→ RECORDS FOR THIS TASK
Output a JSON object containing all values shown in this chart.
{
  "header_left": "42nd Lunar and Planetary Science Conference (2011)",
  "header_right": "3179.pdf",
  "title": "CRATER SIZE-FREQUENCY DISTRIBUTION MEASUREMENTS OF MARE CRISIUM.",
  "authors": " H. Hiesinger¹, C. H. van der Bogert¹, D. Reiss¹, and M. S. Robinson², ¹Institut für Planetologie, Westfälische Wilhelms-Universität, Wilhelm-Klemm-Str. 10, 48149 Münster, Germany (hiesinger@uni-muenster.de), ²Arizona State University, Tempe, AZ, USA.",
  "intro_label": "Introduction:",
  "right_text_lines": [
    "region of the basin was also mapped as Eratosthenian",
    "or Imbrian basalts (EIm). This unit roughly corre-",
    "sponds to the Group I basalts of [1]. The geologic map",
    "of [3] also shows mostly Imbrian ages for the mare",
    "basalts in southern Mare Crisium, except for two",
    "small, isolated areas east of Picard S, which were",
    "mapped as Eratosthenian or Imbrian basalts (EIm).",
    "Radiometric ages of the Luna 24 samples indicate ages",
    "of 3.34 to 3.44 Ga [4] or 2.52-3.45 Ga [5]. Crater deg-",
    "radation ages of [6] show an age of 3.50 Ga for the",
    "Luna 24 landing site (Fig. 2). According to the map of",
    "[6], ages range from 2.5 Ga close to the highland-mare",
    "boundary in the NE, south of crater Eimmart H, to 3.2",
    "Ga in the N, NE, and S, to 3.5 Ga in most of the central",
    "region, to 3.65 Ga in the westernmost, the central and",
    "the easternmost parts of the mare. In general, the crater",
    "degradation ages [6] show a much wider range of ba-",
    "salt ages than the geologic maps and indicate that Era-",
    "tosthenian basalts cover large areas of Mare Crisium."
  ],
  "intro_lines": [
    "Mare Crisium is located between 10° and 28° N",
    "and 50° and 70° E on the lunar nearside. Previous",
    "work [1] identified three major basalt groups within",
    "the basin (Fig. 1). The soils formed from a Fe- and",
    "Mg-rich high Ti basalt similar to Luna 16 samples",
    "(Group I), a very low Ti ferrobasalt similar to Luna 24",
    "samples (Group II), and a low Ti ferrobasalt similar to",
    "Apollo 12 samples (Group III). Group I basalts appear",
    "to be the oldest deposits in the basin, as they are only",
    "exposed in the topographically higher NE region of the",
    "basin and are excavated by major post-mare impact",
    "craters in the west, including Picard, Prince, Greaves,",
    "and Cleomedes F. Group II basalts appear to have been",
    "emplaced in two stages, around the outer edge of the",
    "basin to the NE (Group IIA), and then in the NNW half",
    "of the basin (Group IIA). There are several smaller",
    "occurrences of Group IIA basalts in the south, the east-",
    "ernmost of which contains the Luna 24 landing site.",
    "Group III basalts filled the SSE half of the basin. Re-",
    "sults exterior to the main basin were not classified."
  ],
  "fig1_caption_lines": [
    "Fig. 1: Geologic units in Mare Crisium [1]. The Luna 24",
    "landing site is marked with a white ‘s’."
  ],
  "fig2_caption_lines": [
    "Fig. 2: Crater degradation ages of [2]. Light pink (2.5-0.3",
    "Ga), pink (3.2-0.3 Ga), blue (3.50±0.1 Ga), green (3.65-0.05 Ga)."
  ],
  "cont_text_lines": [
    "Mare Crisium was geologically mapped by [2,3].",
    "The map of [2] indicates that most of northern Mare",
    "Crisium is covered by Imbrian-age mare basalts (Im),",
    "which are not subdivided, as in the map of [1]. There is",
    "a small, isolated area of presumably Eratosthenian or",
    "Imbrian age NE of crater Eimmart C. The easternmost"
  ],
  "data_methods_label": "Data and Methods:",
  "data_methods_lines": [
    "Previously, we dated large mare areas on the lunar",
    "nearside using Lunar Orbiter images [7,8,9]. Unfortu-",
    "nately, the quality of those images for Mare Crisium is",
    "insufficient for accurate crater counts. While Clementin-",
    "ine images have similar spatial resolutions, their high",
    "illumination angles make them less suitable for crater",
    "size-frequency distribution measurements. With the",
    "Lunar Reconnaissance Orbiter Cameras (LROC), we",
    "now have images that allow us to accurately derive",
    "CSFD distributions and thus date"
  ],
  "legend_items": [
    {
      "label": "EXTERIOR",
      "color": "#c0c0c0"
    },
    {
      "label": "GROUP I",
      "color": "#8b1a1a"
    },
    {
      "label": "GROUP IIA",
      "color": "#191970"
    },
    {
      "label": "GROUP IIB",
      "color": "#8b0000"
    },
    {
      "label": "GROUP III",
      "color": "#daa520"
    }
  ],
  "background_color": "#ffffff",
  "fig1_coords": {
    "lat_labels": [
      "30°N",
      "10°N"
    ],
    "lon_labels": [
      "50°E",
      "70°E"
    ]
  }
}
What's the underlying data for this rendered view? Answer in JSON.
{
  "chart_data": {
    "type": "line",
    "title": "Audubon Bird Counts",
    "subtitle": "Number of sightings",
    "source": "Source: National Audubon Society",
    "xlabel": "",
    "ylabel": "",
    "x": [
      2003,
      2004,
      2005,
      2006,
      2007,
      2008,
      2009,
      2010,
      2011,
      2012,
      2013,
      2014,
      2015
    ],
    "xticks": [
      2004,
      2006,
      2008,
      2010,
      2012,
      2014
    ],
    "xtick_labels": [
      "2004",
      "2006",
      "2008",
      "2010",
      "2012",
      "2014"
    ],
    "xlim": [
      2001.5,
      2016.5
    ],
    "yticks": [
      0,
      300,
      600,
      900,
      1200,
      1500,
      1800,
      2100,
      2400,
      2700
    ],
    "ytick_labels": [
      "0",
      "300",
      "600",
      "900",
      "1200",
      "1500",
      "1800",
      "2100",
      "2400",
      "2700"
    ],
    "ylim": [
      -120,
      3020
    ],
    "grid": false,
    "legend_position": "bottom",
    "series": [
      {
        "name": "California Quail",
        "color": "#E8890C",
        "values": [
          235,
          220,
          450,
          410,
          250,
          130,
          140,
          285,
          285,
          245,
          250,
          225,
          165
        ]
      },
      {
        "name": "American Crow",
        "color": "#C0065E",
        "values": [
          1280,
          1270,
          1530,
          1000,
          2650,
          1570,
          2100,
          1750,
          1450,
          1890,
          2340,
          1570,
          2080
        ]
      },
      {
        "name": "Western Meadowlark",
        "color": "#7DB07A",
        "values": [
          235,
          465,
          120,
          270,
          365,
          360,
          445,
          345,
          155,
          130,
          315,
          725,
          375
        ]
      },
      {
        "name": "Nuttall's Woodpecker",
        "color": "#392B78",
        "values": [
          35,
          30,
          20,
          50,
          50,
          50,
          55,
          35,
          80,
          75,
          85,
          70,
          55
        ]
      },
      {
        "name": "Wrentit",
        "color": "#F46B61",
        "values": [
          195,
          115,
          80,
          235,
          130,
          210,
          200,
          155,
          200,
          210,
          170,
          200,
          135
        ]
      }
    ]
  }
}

→ TASK STATEMENT
Take every line from the data that contains the word "similar".

→ SOLUTION TO THE EXERCISE
    "Mg-rich high Ti basalt similar to Luna 16 samples",
    "(Group I), a very low Ti ferrobasalt similar to Luna 24",
    "samples (Group II), and a low Ti ferrobasalt similar to",
    "ine images have similar spatial resolutions, their high",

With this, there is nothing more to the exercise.